## Record set
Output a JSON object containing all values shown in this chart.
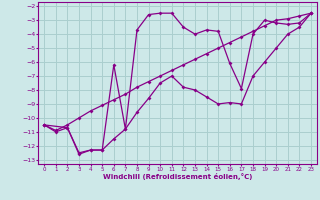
{
  "xlabel": "Windchill (Refroidissement éolien,°C)",
  "bg_color": "#cde8e8",
  "grid_color": "#aacece",
  "line_color": "#880088",
  "xlim": [
    -0.5,
    23.5
  ],
  "ylim": [
    -13.3,
    -1.7
  ],
  "xticks": [
    0,
    1,
    2,
    3,
    4,
    5,
    6,
    7,
    8,
    9,
    10,
    11,
    12,
    13,
    14,
    15,
    16,
    17,
    18,
    19,
    20,
    21,
    22,
    23
  ],
  "yticks": [
    -13,
    -12,
    -11,
    -10,
    -9,
    -8,
    -7,
    -6,
    -5,
    -4,
    -3,
    -2
  ],
  "line1_x": [
    0,
    1,
    2,
    3,
    4,
    5,
    6,
    7,
    8,
    9,
    10,
    11,
    12,
    13,
    14,
    15,
    16,
    17,
    18,
    19,
    20,
    21,
    22,
    23
  ],
  "line1_y": [
    -10.5,
    -11.0,
    -10.7,
    -12.5,
    -12.3,
    -12.3,
    -6.2,
    -10.8,
    -3.7,
    -2.6,
    -2.5,
    -2.5,
    -3.5,
    -4.0,
    -3.7,
    -3.8,
    -6.1,
    -7.9,
    -4.0,
    -3.0,
    -3.2,
    -3.3,
    -3.2,
    -2.5
  ],
  "line2_x": [
    0,
    1,
    2,
    3,
    4,
    5,
    6,
    7,
    8,
    9,
    10,
    11,
    12,
    13,
    14,
    15,
    16,
    17,
    18,
    19,
    20,
    21,
    22,
    23
  ],
  "line2_y": [
    -10.5,
    -10.9,
    -10.5,
    -10.0,
    -9.5,
    -9.1,
    -8.7,
    -8.3,
    -7.8,
    -7.4,
    -7.0,
    -6.6,
    -6.2,
    -5.8,
    -5.4,
    -5.0,
    -4.6,
    -4.2,
    -3.8,
    -3.4,
    -3.0,
    -2.9,
    -2.7,
    -2.5
  ],
  "line3_x": [
    0,
    2,
    3,
    4,
    5,
    6,
    7,
    8,
    9,
    10,
    11,
    12,
    13,
    14,
    15,
    16,
    17,
    18,
    19,
    20,
    21,
    22,
    23
  ],
  "line3_y": [
    -10.5,
    -10.7,
    -12.6,
    -12.3,
    -12.3,
    -11.5,
    -10.8,
    -9.6,
    -8.6,
    -7.5,
    -7.0,
    -7.8,
    -8.0,
    -8.5,
    -9.0,
    -8.9,
    -9.0,
    -7.0,
    -6.0,
    -5.0,
    -4.0,
    -3.5,
    -2.5
  ]
}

## What the task asks
Repeat everything in the records precisely. Images are excluded from the copy.

## Written reply
Output a JSON object containing all values shown in this chart.
{
  "xlabel": "Windchill (Refroidissement éolien,°C)",
  "bg_color": "#cde8e8",
  "grid_color": "#aacece",
  "line_color": "#880088",
  "xlim": [
    -0.5,
    23.5
  ],
  "ylim": [
    -13.3,
    -1.7
  ],
  "xticks": [
    0,
    1,
    2,
    3,
    4,
    5,
    6,
    7,
    8,
    9,
    10,
    11,
    12,
    13,
    14,
    15,
    16,
    17,
    18,
    19,
    20,
    21,
    22,
    23
  ],
  "yticks": [
    -13,
    -12,
    -11,
    -10,
    -9,
    -8,
    -7,
    -6,
    -5,
    -4,
    -3,
    -2
  ],
  "line1_x": [
    0,
    1,
    2,
    3,
    4,
    5,
    6,
    7,
    8,
    9,
    10,
    11,
    12,
    13,
    14,
    15,
    16,
    17,
    18,
    19,
    20,
    21,
    22,
    23
  ],
  "line1_y": [
    -10.5,
    -11.0,
    -10.7,
    -12.5,
    -12.3,
    -12.3,
    -6.2,
    -10.8,
    -3.7,
    -2.6,
    -2.5,
    -2.5,
    -3.5,
    -4.0,
    -3.7,
    -3.8,
    -6.1,
    -7.9,
    -4.0,
    -3.0,
    -3.2,
    -3.3,
    -3.2,
    -2.5
  ],
  "line2_x": [
    0,
    1,
    2,
    3,
    4,
    5,
    6,
    7,
    8,
    9,
    10,
    11,
    12,
    13,
    14,
    15,
    16,
    17,
    18,
    19,
    20,
    21,
    22,
    23
  ],
  "line2_y": [
    -10.5,
    -10.9,
    -10.5,
    -10.0,
    -9.5,
    -9.1,
    -8.7,
    -8.3,
    -7.8,
    -7.4,
    -7.0,
    -6.6,
    -6.2,
    -5.8,
    -5.4,
    -5.0,
    -4.6,
    -4.2,
    -3.8,
    -3.4,
    -3.0,
    -2.9,
    -2.7,
    -2.5
  ],
  "line3_x": [
    0,
    2,
    3,
    4,
    5,
    6,
    7,
    8,
    9,
    10,
    11,
    12,
    13,
    14,
    15,
    16,
    17,
    18,
    19,
    20,
    21,
    22,
    23
  ],
  "line3_y": [
    -10.5,
    -10.7,
    -12.6,
    -12.3,
    -12.3,
    -11.5,
    -10.8,
    -9.6,
    -8.6,
    -7.5,
    -7.0,
    -7.8,
    -8.0,
    -8.5,
    -9.0,
    -8.9,
    -9.0,
    -7.0,
    -6.0,
    -5.0,
    -4.0,
    -3.5,
    -2.5
  ]
}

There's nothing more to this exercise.